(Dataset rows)
— start —

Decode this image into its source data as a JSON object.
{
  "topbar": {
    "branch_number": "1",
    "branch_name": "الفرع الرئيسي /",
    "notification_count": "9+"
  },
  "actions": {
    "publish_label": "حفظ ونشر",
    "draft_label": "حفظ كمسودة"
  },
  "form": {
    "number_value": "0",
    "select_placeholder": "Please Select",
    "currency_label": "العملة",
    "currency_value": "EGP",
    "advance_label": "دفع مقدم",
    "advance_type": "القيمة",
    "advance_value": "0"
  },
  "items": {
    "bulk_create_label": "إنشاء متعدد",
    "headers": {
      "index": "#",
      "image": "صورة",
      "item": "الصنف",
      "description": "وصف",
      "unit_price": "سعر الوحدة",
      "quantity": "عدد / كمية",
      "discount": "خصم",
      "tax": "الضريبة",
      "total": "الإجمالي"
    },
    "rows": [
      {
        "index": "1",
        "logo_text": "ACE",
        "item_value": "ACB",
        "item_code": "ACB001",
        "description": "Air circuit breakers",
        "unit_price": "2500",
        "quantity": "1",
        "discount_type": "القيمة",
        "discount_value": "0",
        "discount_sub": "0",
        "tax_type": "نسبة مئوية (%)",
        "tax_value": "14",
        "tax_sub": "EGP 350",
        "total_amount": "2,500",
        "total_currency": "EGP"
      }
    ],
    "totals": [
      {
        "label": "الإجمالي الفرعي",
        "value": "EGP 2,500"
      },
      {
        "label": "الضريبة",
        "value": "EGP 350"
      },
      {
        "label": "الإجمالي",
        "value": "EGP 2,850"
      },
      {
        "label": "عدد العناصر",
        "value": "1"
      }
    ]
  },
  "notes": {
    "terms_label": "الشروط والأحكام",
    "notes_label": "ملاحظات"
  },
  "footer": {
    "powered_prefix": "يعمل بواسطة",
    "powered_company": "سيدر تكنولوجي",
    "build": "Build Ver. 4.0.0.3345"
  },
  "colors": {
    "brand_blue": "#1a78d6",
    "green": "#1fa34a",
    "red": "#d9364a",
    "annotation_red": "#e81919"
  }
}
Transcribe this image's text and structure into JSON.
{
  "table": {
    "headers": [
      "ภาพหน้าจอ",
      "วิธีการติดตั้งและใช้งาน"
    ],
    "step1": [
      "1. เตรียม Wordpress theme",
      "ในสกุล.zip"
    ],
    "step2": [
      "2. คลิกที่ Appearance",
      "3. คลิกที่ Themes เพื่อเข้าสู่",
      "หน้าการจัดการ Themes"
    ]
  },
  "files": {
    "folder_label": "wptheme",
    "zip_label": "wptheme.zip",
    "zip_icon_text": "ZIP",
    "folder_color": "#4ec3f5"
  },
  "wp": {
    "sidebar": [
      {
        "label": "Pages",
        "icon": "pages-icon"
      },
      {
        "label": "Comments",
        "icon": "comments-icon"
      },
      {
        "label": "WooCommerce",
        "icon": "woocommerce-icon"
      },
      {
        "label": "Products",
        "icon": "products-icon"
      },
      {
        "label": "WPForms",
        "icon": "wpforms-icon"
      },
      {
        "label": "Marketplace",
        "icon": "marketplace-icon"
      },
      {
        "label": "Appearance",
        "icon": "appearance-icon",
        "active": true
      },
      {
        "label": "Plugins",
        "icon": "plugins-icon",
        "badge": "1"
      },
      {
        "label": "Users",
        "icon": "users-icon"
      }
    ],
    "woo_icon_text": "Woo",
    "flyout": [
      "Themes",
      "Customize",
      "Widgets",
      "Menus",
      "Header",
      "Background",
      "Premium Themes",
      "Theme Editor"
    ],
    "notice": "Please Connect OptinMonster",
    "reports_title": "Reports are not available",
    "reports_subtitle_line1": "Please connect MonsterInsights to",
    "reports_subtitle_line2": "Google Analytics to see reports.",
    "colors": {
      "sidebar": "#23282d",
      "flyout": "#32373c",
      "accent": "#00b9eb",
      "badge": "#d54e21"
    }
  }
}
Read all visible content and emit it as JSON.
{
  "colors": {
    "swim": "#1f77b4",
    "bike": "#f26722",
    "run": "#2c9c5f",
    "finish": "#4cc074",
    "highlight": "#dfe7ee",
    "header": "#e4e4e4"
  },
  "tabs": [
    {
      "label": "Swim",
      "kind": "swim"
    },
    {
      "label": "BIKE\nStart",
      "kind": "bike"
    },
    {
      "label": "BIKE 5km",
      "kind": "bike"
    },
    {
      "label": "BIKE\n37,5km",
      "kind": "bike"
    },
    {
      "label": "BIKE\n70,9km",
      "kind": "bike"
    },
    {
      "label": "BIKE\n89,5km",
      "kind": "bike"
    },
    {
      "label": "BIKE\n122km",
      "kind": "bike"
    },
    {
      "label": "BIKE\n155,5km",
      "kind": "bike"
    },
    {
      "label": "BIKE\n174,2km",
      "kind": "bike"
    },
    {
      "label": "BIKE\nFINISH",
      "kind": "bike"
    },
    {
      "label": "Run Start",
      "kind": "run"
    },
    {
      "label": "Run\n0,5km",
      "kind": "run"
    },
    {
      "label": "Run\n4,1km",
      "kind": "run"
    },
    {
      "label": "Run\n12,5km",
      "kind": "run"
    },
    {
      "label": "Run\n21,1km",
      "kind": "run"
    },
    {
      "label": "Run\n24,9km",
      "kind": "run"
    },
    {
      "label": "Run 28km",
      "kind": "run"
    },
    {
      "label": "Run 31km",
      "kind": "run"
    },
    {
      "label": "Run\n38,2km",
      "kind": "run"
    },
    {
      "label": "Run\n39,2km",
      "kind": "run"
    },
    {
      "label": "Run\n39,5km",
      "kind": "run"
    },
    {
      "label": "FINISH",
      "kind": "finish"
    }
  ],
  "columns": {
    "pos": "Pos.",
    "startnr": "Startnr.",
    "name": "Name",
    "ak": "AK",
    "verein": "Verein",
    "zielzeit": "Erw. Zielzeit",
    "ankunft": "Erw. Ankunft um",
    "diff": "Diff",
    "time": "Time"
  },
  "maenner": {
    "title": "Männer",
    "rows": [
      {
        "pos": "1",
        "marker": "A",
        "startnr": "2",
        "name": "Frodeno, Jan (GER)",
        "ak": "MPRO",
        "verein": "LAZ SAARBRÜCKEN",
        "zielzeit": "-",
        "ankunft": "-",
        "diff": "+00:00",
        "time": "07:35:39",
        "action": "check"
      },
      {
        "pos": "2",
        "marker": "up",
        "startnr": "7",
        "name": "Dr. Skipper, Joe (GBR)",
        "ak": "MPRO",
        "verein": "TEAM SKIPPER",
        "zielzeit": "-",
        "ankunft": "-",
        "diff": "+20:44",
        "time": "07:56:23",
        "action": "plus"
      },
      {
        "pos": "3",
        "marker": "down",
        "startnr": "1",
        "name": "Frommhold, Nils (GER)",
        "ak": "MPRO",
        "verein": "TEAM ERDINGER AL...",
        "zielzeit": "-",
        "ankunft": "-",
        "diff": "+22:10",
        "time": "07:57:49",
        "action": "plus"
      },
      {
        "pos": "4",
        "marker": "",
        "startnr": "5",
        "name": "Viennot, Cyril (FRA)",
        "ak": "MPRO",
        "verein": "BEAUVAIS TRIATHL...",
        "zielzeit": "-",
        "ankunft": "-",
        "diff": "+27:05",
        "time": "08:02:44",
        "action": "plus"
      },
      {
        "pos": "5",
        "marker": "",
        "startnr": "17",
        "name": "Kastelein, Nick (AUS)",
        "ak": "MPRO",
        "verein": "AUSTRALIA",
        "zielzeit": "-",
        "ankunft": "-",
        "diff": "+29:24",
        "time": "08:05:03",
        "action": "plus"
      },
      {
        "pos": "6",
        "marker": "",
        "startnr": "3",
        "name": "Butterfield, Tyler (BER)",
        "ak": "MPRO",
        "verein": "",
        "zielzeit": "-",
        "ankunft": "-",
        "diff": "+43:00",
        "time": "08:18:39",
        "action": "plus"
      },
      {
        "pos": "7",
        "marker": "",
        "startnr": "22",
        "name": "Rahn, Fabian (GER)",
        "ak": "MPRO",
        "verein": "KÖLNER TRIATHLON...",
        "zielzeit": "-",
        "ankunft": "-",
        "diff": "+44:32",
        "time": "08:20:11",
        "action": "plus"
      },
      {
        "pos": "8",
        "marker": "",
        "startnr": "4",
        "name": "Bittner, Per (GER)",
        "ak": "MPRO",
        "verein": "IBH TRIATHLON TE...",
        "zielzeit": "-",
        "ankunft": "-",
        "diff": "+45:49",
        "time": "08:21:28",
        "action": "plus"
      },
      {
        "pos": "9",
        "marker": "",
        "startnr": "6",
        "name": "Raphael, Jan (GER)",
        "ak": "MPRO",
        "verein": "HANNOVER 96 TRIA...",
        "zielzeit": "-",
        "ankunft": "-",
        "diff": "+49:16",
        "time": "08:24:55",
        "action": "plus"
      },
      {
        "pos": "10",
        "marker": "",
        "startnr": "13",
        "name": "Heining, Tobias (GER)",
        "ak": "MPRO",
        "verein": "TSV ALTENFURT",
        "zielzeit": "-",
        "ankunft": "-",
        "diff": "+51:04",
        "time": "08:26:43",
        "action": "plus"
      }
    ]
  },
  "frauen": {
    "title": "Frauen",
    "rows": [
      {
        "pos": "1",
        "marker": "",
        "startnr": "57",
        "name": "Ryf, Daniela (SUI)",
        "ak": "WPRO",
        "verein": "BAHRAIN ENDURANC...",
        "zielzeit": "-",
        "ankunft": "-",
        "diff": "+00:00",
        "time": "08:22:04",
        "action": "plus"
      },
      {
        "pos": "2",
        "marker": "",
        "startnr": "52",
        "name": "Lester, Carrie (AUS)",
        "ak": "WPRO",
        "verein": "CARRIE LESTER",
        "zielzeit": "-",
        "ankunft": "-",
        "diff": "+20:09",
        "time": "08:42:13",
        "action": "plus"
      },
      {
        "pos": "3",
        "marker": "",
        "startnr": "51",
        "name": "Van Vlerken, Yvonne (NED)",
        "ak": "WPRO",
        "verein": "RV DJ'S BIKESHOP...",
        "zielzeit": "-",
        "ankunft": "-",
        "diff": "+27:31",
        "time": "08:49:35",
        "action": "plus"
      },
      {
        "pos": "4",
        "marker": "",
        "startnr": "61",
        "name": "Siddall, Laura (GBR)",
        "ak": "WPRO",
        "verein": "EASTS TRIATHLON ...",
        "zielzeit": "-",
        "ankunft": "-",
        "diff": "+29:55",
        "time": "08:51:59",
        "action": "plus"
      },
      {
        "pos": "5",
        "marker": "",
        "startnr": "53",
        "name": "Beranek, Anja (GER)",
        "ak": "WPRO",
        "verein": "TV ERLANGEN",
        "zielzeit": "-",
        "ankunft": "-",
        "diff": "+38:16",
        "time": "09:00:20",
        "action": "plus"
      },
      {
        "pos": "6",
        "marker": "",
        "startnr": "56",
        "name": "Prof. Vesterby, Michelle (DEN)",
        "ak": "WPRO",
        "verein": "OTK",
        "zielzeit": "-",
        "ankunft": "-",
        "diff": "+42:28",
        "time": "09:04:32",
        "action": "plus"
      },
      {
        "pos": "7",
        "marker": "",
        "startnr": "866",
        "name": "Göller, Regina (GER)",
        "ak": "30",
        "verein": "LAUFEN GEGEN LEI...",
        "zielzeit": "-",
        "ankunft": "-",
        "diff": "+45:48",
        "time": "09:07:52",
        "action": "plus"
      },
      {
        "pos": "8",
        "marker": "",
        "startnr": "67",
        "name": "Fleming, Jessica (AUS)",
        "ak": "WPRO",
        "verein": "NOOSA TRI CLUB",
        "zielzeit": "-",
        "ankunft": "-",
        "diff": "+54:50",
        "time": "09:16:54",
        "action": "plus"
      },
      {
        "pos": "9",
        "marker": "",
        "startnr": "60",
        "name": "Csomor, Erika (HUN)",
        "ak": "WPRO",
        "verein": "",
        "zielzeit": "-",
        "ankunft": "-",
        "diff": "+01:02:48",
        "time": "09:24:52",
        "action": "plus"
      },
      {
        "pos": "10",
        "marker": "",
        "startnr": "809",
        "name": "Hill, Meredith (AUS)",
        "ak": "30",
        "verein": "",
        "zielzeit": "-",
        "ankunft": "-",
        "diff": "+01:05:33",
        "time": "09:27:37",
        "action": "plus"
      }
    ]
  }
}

— end —

# [EXERCISE DIRECTIONS]
Go through the material and select each line with the string "JSON" in it.

# [EXERCISE RESULT]
Decode this image into its source data as a JSON object.
Transcribe this image's text and structure into JSON.
Read all visible content and emit it as JSON.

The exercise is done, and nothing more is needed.